Data records:
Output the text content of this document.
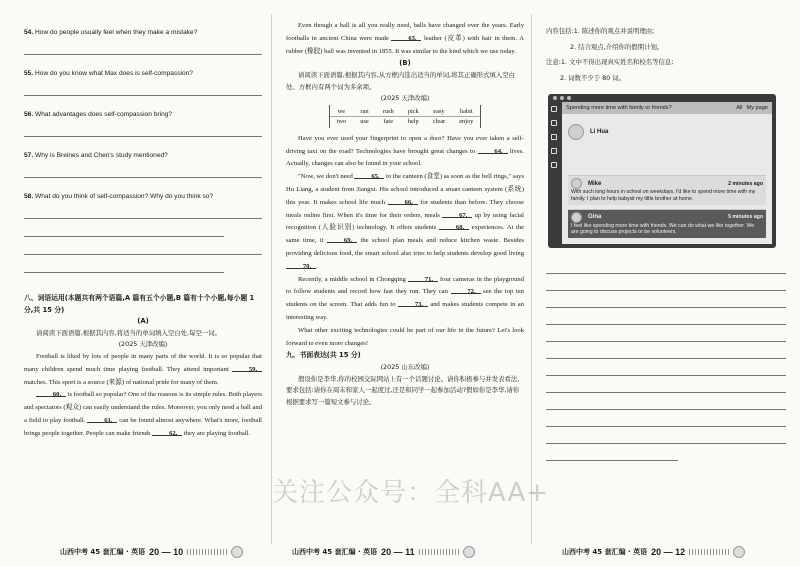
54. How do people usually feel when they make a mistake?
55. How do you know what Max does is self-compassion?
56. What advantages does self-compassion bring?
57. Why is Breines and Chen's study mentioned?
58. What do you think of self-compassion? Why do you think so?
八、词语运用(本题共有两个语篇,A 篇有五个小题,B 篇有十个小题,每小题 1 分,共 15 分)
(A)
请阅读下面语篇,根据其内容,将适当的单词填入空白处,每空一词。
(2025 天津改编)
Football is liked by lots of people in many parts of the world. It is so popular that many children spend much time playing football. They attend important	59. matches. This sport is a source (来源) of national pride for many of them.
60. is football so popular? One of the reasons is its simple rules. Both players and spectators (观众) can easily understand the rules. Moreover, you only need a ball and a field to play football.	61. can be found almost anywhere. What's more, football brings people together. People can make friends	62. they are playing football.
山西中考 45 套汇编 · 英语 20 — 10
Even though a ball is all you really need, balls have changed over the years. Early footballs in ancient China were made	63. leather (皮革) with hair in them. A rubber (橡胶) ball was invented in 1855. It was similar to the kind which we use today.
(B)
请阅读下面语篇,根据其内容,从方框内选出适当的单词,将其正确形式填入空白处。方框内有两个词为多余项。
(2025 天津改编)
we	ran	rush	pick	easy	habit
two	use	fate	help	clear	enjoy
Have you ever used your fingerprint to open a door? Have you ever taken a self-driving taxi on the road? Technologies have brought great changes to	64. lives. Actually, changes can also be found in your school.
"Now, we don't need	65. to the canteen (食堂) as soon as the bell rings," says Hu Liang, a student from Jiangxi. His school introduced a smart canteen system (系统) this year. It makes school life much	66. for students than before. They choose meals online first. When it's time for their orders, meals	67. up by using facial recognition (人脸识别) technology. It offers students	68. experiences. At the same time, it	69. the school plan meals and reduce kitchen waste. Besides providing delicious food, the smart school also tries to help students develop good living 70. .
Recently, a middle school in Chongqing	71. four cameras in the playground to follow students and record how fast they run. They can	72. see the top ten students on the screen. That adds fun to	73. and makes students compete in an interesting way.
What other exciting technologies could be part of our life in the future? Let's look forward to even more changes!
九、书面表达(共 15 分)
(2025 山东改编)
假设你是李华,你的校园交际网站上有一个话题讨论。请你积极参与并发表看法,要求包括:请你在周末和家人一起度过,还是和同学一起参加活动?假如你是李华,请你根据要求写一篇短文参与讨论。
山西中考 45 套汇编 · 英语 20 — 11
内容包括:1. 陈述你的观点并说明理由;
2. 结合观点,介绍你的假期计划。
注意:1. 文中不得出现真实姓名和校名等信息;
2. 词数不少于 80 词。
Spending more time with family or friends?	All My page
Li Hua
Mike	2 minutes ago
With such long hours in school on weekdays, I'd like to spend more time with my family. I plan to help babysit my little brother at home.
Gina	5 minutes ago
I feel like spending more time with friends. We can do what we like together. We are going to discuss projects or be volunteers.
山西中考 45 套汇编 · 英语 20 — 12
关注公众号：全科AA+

▶ _DESCRIPTION OF THE TASK_
None of the pictures should appear; repeat the records exactly otherwise.

▶ _COMPLETED TASK_
Output the text content of this document.
54. How do people usually feel when they make a mistake?
55. How do you know what Max does is self-compassion?
56. What advantages does self-compassion bring?
57. Why is Breines and Chen's study mentioned?
58. What do you think of self-compassion? Why do you think so?
八、词语运用(本题共有两个语篇,A 篇有五个小题,B 篇有十个小题,每小题 1 分,共 15 分)
(A)
请阅读下面语篇,根据其内容,将适当的单词填入空白处,每空一词。
(2025 天津改编)
Football is liked by lots of people in many parts of the world. It is so popular that many children spend much time playing football. They attend important	59. matches. This sport is a source (来源) of national pride for many of them.
60. is football so popular? One of the reasons is its simple rules. Both players and spectators (观众) can easily understand the rules. Moreover, you only need a ball and a field to play football.	61. can be found almost anywhere. What's more, football brings people together. People can make friends	62. they are playing football.
山西中考 45 套汇编 · 英语 20 — 10
Even though a ball is all you really need, balls have changed over the years. Early footballs in ancient China were made	63. leather (皮革) with hair in them. A rubber (橡胶) ball was invented in 1855. It was similar to the kind which we use today.
(B)
请阅读下面语篇,根据其内容,从方框内选出适当的单词,将其正确形式填入空白处。方框内有两个词为多余项。
(2025 天津改编)
we	ran	rush	pick	easy	habit
two	use	fate	help	clear	enjoy
Have you ever used your fingerprint to open a door? Have you ever taken a self-driving taxi on the road? Technologies have brought great changes to	64. lives. Actually, changes can also be found in your school.
"Now, we don't need	65. to the canteen (食堂) as soon as the bell rings," says Hu Liang, a student from Jiangxi. His school introduced a smart canteen system (系统) this year. It makes school life much	66. for students than before. They choose meals online first. When it's time for their orders, meals	67. up by using facial recognition (人脸识别) technology. It offers students	68. experiences. At the same time, it	69. the school plan meals and reduce kitchen waste. Besides providing delicious food, the smart school also tries to help students develop good living 70. .
Recently, a middle school in Chongqing	71. four cameras in the playground to follow students and record how fast they run. They can	72. see the top ten students on the screen. That adds fun to	73. and makes students compete in an interesting way.
What other exciting technologies could be part of our life in the future? Let's look forward to even more changes!
九、书面表达(共 15 分)
(2025 山东改编)
假设你是李华,你的校园交际网站上有一个话题讨论。请你积极参与并发表看法,要求包括:请你在周末和家人一起度过,还是和同学一起参加活动?假如你是李华,请你根据要求写一篇短文参与讨论。
山西中考 45 套汇编 · 英语 20 — 11
内容包括:1. 陈述你的观点并说明理由;
2. 结合观点,介绍你的假期计划。
注意:1. 文中不得出现真实姓名和校名等信息;
2. 词数不少于 80 词。
Spending more time with family or friends?	All My page
Li Hua
Mike	2 minutes ago
With such long hours in school on weekdays, I'd like to spend more time with my family. I plan to help babysit my little brother at home.
Gina	5 minutes ago
I feel like spending more time with friends. We can do what we like together. We are going to discuss projects or be volunteers.
山西中考 45 套汇编 · 英语 20 — 12
关注公众号：全科AA+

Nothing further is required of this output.